BEGIN Items

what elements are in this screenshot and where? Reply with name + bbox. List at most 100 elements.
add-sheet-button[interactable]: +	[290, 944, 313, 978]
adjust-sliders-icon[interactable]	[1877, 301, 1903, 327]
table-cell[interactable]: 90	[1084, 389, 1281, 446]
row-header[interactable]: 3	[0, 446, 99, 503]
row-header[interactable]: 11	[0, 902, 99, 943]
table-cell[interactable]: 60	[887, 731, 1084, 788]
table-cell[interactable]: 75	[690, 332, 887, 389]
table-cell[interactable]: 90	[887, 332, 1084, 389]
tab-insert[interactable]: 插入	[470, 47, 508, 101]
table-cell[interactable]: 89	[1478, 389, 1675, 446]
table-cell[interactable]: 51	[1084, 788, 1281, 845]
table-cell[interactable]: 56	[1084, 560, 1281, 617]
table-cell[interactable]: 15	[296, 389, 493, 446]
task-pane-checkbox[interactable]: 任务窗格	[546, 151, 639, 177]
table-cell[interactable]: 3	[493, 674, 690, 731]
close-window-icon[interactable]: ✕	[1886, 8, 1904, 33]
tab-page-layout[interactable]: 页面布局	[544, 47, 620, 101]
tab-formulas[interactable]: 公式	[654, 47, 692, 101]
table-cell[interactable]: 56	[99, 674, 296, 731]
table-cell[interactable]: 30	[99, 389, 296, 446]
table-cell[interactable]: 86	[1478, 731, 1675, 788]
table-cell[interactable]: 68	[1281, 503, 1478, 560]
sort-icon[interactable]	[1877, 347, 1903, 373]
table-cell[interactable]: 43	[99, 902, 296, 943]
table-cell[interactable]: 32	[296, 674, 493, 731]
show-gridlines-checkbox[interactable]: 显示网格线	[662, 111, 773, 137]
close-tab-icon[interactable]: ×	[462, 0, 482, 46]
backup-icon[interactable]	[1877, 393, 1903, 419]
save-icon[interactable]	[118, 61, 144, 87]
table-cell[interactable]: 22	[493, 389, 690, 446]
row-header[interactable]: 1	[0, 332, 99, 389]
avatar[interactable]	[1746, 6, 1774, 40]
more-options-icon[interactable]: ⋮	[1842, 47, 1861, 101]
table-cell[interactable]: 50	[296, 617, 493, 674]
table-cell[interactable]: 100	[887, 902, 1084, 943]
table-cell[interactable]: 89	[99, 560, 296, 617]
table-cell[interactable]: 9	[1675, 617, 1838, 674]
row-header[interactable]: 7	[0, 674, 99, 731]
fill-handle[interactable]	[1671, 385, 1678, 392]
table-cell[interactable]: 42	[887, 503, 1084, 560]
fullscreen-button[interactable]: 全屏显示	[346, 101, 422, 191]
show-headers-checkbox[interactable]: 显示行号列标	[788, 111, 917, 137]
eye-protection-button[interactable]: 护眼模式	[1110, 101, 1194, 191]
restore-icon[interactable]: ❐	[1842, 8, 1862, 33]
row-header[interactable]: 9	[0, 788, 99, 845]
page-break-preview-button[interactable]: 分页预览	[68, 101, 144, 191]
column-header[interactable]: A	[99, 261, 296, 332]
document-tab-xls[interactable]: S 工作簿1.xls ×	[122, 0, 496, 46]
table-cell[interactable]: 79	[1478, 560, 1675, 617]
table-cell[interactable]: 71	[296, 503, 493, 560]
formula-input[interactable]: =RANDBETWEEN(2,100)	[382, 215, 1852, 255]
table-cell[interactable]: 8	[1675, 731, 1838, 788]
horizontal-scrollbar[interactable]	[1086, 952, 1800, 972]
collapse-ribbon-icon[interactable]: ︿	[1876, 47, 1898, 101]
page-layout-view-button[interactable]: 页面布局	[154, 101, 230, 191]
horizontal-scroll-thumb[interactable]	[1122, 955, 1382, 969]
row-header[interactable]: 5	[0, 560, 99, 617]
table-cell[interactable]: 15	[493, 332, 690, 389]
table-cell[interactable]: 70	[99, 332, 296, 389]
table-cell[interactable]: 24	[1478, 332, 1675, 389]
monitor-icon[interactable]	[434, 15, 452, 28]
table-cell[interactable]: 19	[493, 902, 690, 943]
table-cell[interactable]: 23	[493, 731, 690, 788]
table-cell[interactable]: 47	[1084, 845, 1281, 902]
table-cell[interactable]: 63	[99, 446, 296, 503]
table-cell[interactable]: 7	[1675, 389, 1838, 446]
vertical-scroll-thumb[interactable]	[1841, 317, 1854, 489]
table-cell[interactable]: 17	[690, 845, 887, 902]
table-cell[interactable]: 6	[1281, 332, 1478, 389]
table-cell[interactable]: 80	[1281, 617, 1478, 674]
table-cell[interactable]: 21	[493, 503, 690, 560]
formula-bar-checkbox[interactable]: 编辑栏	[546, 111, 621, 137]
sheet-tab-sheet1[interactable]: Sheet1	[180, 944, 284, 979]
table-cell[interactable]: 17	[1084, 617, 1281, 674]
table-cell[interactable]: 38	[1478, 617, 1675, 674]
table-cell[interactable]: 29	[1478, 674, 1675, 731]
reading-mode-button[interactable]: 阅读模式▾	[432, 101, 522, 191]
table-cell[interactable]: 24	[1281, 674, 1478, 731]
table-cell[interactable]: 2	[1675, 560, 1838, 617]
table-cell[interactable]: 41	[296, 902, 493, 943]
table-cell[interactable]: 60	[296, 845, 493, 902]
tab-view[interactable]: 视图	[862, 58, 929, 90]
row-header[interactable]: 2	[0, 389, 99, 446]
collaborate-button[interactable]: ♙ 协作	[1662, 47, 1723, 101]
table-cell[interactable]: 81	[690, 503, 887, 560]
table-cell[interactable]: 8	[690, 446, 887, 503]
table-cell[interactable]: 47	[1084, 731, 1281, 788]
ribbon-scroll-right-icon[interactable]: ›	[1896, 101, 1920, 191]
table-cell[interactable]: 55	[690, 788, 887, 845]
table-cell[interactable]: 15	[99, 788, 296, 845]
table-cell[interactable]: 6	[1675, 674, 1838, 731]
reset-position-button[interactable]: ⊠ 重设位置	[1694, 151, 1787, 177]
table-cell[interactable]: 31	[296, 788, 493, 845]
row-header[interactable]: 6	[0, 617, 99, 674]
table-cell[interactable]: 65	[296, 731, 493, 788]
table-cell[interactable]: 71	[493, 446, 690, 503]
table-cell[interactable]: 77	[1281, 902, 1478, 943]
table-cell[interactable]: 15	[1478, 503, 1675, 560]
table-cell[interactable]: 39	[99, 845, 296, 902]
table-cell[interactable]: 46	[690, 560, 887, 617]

END Items

- **What to do**:
Output every line of the entries above as a JSON list of strings, one string per line, leaving out blank lines.

- **Result of the task**:
[
  "what elements are in this screenshot and where? Reply with name + bbox. List at most 100 elements.",
  "add-sheet-button[interactable]: +\t[290, 944, 313, 978]",
  "adjust-sliders-icon[interactable]\t[1877, 301, 1903, 327]",
  "table-cell[interactable]: 90\t[1084, 389, 1281, 446]",
  "row-header[interactable]: 3\t[0, 446, 99, 503]",
  "row-header[interactable]: 11\t[0, 902, 99, 943]",
  "table-cell[interactable]: 60\t[887, 731, 1084, 788]",
  "table-cell[interactable]: 75\t[690, 332, 887, 389]",
  "table-cell[interactable]: 90\t[887, 332, 1084, 389]",
  "tab-insert[interactable]: 插入\t[470, 47, 508, 101]",
  "table-cell[interactable]: 89\t[1478, 389, 1675, 446]",
  "table-cell[interactable]: 51\t[1084, 788, 1281, 845]",
  "table-cell[interactable]: 56\t[1084, 560, 1281, 617]",
  "table-cell[interactable]: 15\t[296, 389, 493, 446]",
  "task-pane-checkbox[interactable]: 任务窗格\t[546, 151, 639, 177]",
  "table-cell[interactable]: 3\t[493, 674, 690, 731]",
  "close-window-icon[interactable]: ✕\t[1886, 8, 1904, 33]",
  "tab-page-layout[interactable]: 页面布局\t[544, 47, 620, 101]",
  "tab-formulas[interactable]: 公式\t[654, 47, 692, 101]",
  "table-cell[interactable]: 56\t[99, 674, 296, 731]",
  "table-cell[interactable]: 30\t[99, 389, 296, 446]",
  "table-cell[interactable]: 86\t[1478, 731, 1675, 788]",
  "table-cell[interactable]: 68\t[1281, 503, 1478, 560]",
  "sort-icon[interactable]\t[1877, 347, 1903, 373]",
  "table-cell[interactable]: 43\t[99, 902, 296, 943]",
  "table-cell[interactable]: 32\t[296, 674, 493, 731]",
  "show-gridlines-checkbox[interactable]: 显示网格线\t[662, 111, 773, 137]",
  "close-tab-icon[interactable]: ×\t[462, 0, 482, 46]",
  "backup-icon[interactable]\t[1877, 393, 1903, 419]",
  "save-icon[interactable]\t[118, 61, 144, 87]",
  "table-cell[interactable]: 22\t[493, 389, 690, 446]",
  "row-header[interactable]: 1\t[0, 332, 99, 389]",
  "avatar[interactable]\t[1746, 6, 1774, 40]",
  "more-options-icon[interactable]: ⋮\t[1842, 47, 1861, 101]",
  "table-cell[interactable]: 50\t[296, 617, 493, 674]",
  "table-cell[interactable]: 100\t[887, 902, 1084, 943]",
  "table-cell[interactable]: 89\t[99, 560, 296, 617]",
  "table-cell[interactable]: 9\t[1675, 617, 1838, 674]",
  "row-header[interactable]: 7\t[0, 674, 99, 731]",
  "fill-handle[interactable]\t[1671, 385, 1678, 392]",
  "table-cell[interactable]: 42\t[887, 503, 1084, 560]",
  "fullscreen-button[interactable]: 全屏显示\t[346, 101, 422, 191]",
  "show-headers-checkbox[interactable]: 显示行号列标\t[788, 111, 917, 137]",
  "eye-protection-button[interactable]: 护眼模式\t[1110, 101, 1194, 191]",
  "restore-icon[interactable]: ❐\t[1842, 8, 1862, 33]",
  "row-header[interactable]: 9\t[0, 788, 99, 845]",
  "page-break-preview-button[interactable]: 分页预览\t[68, 101, 144, 191]",
  "column-header[interactable]: A\t[99, 261, 296, 332]",
  "document-tab-xls[interactable]: S 工作簿1.xls ×\t[122, 0, 496, 46]",
  "table-cell[interactable]: 79\t[1478, 560, 1675, 617]",
  "table-cell[interactable]: 71\t[296, 503, 493, 560]",
  "formula-input[interactable]: =RANDBETWEEN(2,100)\t[382, 215, 1852, 255]",
  "table-cell[interactable]: 8\t[1675, 731, 1838, 788]",
  "horizontal-scrollbar[interactable]\t[1086, 952, 1800, 972]",
  "collapse-ribbon-icon[interactable]: ︿\t[1876, 47, 1898, 101]",
  "page-layout-view-button[interactable]: 页面布局\t[154, 101, 230, 191]",
  "horizontal-scroll-thumb[interactable]\t[1122, 955, 1382, 969]",
  "row-header[interactable]: 5\t[0, 560, 99, 617]",
  "table-cell[interactable]: 15\t[493, 332, 690, 389]",
  "table-cell[interactable]: 70\t[99, 332, 296, 389]",
  "table-cell[interactable]: 24\t[1478, 332, 1675, 389]",
  "monitor-icon[interactable]\t[434, 15, 452, 28]",
  "table-cell[interactable]: 19\t[493, 902, 690, 943]",
  "table-cell[interactable]: 23\t[493, 731, 690, 788]",
  "table-cell[interactable]: 47\t[1084, 845, 1281, 902]",
  "table-cell[interactable]: 63\t[99, 446, 296, 503]",
  "table-cell[interactable]: 7\t[1675, 389, 1838, 446]",
  "vertical-scroll-thumb[interactable]\t[1841, 317, 1854, 489]",
  "table-cell[interactable]: 17\t[690, 845, 887, 902]",
  "table-cell[interactable]: 6\t[1281, 332, 1478, 389]",
  "table-cell[interactable]: 80\t[1281, 617, 1478, 674]",
  "table-cell[interactable]: 21\t[493, 503, 690, 560]",
  "formula-bar-checkbox[interactable]: 编辑栏\t[546, 111, 621, 137]",
  "sheet-tab-sheet1[interactable]: Sheet1\t[180, 944, 284, 979]",
  "table-cell[interactable]: 17\t[1084, 617, 1281, 674]",
  "table-cell[interactable]: 38\t[1478, 617, 1675, 674]",
  "table-cell[interactable]: 29\t[1478, 674, 1675, 731]",
  "reading-mode-button[interactable]: 阅读模式▾\t[432, 101, 522, 191]",
  "table-cell[interactable]: 24\t[1281, 674, 1478, 731]",
  "table-cell[interactable]: 2\t[1675, 560, 1838, 617]",
  "table-cell[interactable]: 41\t[296, 902, 493, 943]",
  "table-cell[interactable]: 60\t[296, 845, 493, 902]",
  "tab-view[interactable]: 视图\t[862, 58, 929, 90]",
  "row-header[interactable]: 2\t[0, 389, 99, 446]",
  "collaborate-button[interactable]: ♙ 协作\t[1662, 47, 1723, 101]",
  "table-cell[interactable]: 81\t[690, 503, 887, 560]",
  "table-cell[interactable]: 8\t[690, 446, 887, 503]",
  "table-cell[interactable]: 47\t[1084, 731, 1281, 788]",
  "ribbon-scroll-right-icon[interactable]: ›\t[1896, 101, 1920, 191]",
  "table-cell[interactable]: 55\t[690, 788, 887, 845]",
  "table-cell[interactable]: 15\t[99, 788, 296, 845]",
  "table-cell[interactable]: 6\t[1675, 674, 1838, 731]",
  "reset-position-button[interactable]: ⊠ 重设位置\t[1694, 151, 1787, 177]",
  "table-cell[interactable]: 31\t[296, 788, 493, 845]",
  "row-header[interactable]: 6\t[0, 617, 99, 674]",
  "table-cell[interactable]: 65\t[296, 731, 493, 788]",
  "table-cell[interactable]: 71\t[493, 446, 690, 503]",
  "table-cell[interactable]: 77\t[1281, 902, 1478, 943]",
  "table-cell[interactable]: 15\t[1478, 503, 1675, 560]",
  "table-cell[interactable]: 39\t[99, 845, 296, 902]",
  "table-cell[interactable]: 46\t[690, 560, 887, 617]"
]